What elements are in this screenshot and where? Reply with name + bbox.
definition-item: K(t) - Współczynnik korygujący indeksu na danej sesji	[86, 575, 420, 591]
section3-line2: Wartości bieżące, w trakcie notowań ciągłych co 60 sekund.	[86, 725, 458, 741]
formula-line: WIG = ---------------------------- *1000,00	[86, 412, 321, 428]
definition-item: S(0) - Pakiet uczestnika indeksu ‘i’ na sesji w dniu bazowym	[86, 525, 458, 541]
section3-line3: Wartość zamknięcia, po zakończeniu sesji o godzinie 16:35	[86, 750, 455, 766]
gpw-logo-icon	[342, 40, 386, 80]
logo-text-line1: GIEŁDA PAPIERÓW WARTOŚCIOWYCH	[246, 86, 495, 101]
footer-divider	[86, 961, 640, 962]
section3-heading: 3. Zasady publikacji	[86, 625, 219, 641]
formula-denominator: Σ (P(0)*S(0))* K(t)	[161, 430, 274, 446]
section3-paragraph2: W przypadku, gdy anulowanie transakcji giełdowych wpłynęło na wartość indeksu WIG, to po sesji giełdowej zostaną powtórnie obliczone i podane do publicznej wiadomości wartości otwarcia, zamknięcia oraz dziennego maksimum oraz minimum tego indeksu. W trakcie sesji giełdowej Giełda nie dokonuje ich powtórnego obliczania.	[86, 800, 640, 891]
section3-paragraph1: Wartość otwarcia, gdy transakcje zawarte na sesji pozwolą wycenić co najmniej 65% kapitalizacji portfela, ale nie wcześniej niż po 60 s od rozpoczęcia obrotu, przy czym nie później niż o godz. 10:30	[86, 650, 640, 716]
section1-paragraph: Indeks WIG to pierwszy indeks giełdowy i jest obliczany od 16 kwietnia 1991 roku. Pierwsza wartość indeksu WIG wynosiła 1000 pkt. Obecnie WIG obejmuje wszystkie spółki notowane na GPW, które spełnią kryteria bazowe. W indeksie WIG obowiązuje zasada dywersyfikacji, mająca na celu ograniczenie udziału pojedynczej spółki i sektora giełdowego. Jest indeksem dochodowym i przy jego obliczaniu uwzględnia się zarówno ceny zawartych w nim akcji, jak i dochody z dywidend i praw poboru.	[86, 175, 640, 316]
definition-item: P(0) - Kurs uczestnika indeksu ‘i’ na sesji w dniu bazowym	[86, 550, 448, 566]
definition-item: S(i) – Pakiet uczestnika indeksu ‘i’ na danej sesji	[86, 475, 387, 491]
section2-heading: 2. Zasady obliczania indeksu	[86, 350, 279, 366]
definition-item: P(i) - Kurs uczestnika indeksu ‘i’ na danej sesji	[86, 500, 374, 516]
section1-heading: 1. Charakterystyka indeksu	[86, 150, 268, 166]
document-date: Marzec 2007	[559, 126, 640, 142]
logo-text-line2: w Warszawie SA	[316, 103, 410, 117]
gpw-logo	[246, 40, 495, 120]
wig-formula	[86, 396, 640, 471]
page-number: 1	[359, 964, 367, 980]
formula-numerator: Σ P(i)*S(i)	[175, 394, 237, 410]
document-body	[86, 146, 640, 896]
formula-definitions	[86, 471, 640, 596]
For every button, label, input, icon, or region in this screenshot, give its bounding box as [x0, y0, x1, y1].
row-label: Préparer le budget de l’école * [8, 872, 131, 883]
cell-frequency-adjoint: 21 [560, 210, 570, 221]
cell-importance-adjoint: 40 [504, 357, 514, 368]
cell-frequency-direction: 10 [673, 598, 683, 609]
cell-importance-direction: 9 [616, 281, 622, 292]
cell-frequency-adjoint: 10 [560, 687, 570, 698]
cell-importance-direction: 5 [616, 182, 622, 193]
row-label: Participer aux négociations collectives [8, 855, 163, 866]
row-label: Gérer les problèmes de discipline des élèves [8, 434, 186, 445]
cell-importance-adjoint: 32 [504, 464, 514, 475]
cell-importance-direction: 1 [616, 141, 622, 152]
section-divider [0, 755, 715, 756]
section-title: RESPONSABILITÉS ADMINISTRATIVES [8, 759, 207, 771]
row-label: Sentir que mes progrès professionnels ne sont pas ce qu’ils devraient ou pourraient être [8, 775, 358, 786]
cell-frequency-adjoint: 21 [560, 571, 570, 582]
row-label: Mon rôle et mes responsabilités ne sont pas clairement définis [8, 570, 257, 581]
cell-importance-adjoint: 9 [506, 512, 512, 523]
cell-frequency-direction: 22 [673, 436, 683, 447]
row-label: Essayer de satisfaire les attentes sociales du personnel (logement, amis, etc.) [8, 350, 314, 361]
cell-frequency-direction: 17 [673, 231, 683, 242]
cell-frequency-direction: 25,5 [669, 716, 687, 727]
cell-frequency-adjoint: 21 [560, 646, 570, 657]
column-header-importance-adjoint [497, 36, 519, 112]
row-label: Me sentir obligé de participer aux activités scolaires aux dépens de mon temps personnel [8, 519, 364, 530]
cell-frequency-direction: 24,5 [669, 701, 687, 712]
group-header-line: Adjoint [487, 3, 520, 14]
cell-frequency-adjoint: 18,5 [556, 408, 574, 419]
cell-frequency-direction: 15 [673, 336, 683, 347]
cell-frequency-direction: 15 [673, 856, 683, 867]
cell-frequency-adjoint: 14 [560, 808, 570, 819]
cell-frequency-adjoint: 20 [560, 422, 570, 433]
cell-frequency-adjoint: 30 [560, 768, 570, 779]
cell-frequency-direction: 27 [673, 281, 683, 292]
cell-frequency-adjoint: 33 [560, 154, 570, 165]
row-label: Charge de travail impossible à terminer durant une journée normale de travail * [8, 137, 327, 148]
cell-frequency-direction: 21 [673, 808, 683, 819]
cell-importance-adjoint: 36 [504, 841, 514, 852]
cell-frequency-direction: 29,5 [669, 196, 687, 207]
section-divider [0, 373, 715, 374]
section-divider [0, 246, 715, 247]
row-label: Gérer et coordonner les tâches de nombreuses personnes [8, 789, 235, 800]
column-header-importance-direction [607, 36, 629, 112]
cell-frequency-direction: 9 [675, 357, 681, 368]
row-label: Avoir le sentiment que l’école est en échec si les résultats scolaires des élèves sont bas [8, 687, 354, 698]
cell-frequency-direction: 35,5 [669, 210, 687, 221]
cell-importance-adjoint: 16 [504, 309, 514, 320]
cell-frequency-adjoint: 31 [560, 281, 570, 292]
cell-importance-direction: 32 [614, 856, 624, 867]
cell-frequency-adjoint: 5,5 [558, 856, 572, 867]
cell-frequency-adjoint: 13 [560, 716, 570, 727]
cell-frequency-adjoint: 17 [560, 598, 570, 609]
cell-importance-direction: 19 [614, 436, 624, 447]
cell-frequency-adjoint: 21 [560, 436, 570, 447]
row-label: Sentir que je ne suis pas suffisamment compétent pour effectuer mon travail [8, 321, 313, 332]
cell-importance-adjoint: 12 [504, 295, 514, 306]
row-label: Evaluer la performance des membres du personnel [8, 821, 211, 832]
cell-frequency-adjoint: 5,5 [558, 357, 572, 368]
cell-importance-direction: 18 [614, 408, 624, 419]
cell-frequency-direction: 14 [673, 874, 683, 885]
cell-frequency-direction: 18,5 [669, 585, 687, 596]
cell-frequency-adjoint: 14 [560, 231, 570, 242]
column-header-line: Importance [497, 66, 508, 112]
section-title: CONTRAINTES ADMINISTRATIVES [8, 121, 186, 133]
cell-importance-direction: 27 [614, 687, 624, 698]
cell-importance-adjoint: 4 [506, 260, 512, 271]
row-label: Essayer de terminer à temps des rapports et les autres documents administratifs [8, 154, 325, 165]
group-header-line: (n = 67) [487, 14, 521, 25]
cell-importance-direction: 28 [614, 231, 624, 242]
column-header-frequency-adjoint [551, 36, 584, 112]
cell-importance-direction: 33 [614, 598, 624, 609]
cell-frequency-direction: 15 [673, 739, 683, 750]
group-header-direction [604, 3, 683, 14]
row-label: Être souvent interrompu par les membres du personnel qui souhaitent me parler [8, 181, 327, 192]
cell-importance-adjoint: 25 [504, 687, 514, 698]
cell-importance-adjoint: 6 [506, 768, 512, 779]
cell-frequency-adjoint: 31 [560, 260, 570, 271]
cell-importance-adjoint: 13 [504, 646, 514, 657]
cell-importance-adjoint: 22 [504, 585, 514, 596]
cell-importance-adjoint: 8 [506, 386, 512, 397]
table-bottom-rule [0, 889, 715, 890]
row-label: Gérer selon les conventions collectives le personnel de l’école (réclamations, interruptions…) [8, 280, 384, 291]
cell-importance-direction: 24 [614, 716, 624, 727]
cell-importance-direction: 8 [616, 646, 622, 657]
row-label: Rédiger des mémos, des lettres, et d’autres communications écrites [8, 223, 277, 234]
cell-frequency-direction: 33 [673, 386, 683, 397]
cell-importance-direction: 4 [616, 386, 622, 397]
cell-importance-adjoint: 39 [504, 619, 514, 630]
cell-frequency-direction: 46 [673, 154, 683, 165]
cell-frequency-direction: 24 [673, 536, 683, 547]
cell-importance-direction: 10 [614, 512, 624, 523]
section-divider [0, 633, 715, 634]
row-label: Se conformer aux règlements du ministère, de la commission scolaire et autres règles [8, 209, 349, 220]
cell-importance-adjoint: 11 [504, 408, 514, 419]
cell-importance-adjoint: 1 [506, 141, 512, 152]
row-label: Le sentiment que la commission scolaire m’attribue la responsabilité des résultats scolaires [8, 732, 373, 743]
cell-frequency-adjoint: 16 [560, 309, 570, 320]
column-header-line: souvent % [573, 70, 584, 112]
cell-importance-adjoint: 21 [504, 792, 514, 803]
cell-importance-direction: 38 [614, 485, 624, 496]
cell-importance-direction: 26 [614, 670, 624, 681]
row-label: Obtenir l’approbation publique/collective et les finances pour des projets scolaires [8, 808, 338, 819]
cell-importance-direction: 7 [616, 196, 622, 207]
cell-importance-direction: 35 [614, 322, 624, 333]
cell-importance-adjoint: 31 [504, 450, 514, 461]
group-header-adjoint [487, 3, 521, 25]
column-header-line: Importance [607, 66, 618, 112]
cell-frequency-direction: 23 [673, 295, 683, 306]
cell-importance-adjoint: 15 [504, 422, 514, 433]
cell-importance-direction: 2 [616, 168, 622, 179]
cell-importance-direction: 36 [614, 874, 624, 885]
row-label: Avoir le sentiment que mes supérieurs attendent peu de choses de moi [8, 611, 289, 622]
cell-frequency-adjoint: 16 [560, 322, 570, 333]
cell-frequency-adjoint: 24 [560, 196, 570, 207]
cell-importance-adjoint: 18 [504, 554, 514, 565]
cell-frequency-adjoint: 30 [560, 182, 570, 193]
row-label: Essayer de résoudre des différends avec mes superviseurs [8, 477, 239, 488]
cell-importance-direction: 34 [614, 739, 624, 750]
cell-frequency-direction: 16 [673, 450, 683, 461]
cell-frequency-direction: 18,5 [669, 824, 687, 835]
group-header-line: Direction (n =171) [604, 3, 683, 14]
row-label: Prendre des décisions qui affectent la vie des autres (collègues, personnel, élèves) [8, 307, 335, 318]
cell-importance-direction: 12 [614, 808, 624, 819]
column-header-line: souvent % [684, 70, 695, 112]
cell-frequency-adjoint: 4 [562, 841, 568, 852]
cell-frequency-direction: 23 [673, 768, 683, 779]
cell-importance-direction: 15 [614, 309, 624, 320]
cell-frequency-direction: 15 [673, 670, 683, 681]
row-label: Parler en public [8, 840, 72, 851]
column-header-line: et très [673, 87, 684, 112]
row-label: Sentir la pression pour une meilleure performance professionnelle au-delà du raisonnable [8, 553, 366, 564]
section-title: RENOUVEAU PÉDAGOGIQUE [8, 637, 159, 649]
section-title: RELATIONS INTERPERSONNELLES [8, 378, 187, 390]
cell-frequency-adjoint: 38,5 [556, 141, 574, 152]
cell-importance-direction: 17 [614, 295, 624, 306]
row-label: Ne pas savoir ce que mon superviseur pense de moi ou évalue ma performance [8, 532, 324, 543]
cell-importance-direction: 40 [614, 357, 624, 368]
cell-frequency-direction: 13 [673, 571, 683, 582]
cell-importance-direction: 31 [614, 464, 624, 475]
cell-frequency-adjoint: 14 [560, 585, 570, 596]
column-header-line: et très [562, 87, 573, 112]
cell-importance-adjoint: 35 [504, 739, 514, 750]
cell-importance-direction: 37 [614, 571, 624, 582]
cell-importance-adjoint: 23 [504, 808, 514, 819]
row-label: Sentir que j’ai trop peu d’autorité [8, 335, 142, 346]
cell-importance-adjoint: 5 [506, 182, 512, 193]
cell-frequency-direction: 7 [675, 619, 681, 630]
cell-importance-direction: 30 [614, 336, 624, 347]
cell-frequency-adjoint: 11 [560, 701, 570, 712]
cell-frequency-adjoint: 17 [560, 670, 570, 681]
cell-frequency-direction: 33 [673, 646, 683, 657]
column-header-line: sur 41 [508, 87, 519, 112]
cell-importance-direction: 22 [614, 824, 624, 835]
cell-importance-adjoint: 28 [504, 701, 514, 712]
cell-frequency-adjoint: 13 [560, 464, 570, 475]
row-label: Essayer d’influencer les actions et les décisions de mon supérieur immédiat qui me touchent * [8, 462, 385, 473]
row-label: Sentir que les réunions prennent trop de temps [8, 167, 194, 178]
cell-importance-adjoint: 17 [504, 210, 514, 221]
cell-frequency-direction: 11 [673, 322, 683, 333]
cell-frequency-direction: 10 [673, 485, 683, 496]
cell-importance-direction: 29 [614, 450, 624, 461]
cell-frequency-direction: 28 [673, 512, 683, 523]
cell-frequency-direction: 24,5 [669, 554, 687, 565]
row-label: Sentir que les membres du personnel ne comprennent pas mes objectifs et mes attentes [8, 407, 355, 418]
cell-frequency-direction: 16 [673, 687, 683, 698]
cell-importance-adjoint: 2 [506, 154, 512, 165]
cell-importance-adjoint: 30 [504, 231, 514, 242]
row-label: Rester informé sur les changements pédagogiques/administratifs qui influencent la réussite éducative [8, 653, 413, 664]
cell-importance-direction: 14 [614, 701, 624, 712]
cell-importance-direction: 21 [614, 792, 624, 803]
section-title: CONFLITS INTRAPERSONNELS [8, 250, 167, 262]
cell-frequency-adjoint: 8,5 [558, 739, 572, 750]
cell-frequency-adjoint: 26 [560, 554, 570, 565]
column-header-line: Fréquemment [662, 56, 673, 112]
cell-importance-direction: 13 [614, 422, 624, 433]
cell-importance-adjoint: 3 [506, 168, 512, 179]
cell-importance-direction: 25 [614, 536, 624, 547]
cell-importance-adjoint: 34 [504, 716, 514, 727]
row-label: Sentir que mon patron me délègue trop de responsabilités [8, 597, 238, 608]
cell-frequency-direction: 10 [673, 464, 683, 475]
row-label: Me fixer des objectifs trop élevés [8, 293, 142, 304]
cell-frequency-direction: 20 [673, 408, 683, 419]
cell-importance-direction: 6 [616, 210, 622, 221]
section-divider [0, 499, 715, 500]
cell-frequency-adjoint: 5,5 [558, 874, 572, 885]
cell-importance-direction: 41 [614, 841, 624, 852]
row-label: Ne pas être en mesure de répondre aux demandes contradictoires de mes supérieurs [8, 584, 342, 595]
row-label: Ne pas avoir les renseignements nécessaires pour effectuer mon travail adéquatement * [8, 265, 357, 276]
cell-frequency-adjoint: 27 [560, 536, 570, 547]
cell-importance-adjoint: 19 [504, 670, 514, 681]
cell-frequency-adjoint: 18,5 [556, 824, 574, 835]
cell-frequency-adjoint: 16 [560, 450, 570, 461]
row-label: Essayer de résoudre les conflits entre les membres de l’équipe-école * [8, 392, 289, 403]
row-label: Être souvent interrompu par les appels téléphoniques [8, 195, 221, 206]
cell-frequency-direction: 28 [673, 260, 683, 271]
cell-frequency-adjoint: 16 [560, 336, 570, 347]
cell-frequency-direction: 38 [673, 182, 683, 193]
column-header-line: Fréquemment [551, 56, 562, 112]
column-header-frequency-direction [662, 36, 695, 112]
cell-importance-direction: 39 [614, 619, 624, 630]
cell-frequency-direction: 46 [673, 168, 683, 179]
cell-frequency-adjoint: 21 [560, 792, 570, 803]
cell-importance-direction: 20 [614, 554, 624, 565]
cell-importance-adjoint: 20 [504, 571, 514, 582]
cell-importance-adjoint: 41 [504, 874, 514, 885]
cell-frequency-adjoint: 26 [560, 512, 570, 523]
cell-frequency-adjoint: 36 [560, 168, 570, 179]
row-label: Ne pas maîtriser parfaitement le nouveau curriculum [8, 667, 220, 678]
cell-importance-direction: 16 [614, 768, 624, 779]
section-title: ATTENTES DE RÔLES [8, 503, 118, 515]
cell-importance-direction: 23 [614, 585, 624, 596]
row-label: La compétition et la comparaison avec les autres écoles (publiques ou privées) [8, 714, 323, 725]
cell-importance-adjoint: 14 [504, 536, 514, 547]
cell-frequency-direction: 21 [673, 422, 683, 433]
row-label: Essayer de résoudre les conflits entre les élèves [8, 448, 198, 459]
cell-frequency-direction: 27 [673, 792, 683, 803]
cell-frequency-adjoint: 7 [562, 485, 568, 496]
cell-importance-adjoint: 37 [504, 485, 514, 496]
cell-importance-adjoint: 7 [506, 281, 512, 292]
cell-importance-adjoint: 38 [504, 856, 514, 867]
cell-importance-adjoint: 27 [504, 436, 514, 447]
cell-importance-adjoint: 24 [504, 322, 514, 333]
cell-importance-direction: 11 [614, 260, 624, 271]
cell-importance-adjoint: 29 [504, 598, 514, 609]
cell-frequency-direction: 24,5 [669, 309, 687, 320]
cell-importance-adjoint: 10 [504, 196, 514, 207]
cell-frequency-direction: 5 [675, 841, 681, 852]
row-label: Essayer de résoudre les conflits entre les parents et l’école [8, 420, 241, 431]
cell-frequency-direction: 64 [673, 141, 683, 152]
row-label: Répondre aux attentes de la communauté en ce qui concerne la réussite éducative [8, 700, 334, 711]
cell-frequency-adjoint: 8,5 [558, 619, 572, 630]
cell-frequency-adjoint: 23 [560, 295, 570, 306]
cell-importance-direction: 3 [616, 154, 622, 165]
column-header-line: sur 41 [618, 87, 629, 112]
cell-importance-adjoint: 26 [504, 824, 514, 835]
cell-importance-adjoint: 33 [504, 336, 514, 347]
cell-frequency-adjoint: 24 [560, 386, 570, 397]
--
Gather each line from the items above that contains the string "Kurs", and copy those lines out.

definition-item: P(0) - Kurs uczestnika indeksu ‘i’ na sesji w dniu bazowym	[86, 550, 448, 566]
definition-item: P(i) - Kurs uczestnika indeksu ‘i’ na danej sesji	[86, 500, 374, 516]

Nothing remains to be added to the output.